[[ DOCUMENT EXCERPT open ]]

Wait for crosvm in a separate thread, and keep track of when it dies.
This lets us tell whether a VM is still running or has finished. Also
add callback so clients can get notified when crosvm dies.
Bug: 171277638
Test: Ran on VIM3L
Test: atest VirtualizationTestCases
Change-Id: I52c1625af45cfcfe7aa0be465ea08f427ec5bc43
diff --git a/virtmanager/Android.bp b/virtmanager/Android.bp
index 83ac3d6..f1971dc 100644
--- a/virtmanager/Android.bp
+++ b/virtmanager/Android.bp
@@ -14,6 +14,7 @@
"liblog_rust",
"libserde_json",
"libserde",
+ "libshared_child",
"libanyhow",
],
apex_available: ["com.android.virt"],
diff --git a/virtmanager/aidl/android/system/virtmanager/IVirtualMachine.aidl b/virtmanager/aidl/android/system/virtmanager/IVirtualMachine.aidl
index 0358bfd..26aad0c 100644
--- a/virtmanager/aidl/android/system/virtmanager/IVirtualMachine.aidl
+++ b/virtmanager/aidl/android/system/virtmanager/IVirtualMachine.aidl
@@ -15,7 +15,18 @@
*/
package android.system.virtmanager;
+import android.system.virtmanager.IVirtualMachineCallback;
+
interface IVirtualMachine {
/** Get the CID allocated to the VM. */
int getCid();
+
+ /** Returns true if the VM is still running, or false if it has exited for any reason. */
+ boolean isRunning();
+
+ /**
+ * Register a Binder object to get callbacks when the state of the VM changes, such as if it
+ * dies.

[[ DOCUMENT EXCERPT closed ]]
[[ DATA FOR REVIEW open ]]

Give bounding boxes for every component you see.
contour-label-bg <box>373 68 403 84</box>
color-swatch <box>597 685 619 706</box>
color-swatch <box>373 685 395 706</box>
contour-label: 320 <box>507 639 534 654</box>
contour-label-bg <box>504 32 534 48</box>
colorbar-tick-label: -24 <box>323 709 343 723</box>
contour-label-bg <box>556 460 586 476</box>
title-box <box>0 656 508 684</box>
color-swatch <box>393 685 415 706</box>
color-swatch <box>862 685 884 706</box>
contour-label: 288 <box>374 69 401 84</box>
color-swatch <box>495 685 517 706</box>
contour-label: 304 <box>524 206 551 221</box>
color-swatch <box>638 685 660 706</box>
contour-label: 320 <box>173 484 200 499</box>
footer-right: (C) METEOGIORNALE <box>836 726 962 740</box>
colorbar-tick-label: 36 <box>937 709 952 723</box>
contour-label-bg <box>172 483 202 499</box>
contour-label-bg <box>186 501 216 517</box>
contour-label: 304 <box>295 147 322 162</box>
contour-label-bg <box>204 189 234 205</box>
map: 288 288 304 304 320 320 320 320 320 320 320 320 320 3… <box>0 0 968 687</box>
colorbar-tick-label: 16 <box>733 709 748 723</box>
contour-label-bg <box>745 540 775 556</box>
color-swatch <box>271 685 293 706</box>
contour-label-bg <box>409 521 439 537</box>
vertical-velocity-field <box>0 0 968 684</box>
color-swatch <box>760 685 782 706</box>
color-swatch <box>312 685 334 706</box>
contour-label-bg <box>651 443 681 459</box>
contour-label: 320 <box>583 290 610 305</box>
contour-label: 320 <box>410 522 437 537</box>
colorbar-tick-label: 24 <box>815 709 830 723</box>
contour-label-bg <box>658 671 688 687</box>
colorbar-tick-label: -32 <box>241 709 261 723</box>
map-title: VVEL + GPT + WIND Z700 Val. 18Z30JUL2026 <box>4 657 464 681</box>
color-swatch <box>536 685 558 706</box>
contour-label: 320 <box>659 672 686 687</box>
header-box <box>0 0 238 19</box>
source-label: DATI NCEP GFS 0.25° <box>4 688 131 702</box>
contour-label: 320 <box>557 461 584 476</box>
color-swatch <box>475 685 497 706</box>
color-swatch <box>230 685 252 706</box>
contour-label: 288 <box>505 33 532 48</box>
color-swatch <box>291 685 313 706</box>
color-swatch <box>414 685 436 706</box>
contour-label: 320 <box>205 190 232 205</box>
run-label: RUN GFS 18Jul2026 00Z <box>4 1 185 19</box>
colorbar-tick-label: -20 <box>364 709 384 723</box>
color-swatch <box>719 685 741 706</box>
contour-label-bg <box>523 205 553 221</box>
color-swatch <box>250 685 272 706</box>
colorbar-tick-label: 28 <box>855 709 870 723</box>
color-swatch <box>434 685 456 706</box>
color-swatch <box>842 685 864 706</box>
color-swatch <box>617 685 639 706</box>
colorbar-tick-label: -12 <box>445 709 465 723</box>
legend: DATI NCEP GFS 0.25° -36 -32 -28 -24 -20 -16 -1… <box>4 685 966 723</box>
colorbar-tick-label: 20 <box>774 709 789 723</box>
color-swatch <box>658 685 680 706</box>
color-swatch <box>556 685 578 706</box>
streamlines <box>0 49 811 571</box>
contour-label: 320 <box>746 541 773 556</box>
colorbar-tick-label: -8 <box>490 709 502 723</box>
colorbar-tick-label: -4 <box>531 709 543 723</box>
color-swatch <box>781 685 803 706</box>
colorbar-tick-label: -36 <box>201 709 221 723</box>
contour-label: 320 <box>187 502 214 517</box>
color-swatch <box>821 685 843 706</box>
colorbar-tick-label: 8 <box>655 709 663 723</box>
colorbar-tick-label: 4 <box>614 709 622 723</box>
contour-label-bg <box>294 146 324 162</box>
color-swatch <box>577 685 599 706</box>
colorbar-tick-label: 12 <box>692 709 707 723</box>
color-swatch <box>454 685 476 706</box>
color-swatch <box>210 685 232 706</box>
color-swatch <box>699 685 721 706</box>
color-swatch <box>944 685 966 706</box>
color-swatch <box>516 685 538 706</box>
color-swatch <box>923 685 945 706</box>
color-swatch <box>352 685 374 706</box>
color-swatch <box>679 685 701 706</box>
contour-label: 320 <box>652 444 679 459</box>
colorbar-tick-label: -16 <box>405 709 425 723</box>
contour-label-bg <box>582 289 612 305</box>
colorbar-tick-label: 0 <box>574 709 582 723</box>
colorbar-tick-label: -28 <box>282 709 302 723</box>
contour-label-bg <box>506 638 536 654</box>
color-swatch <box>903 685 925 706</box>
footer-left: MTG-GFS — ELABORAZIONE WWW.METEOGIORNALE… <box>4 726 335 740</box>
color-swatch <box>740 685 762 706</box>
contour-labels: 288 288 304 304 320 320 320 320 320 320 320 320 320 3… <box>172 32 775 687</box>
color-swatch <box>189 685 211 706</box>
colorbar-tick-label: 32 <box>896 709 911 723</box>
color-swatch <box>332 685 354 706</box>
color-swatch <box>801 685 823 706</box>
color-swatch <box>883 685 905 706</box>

[[ DATA FOR REVIEW closed ]]

WORK ORDER A
In the crosvm patch, what does the new isRunning method return?
WORK ORDER B
Reproduce the section of the crosvm patch between "Wait for crosvm" and "when crosvm dies.", inclusive.
The records have no connection to the text.

WRITTEN ANSWER A
It returns true if the VM is still running, or false if it has exited for any reason.

WRITTEN ANSWER B
Wait for crosvm in a separate thread, and keep track of when it dies.
This lets us tell whether a VM is still running or has finished. Also
add callback so clients can get notified when crosvm dies.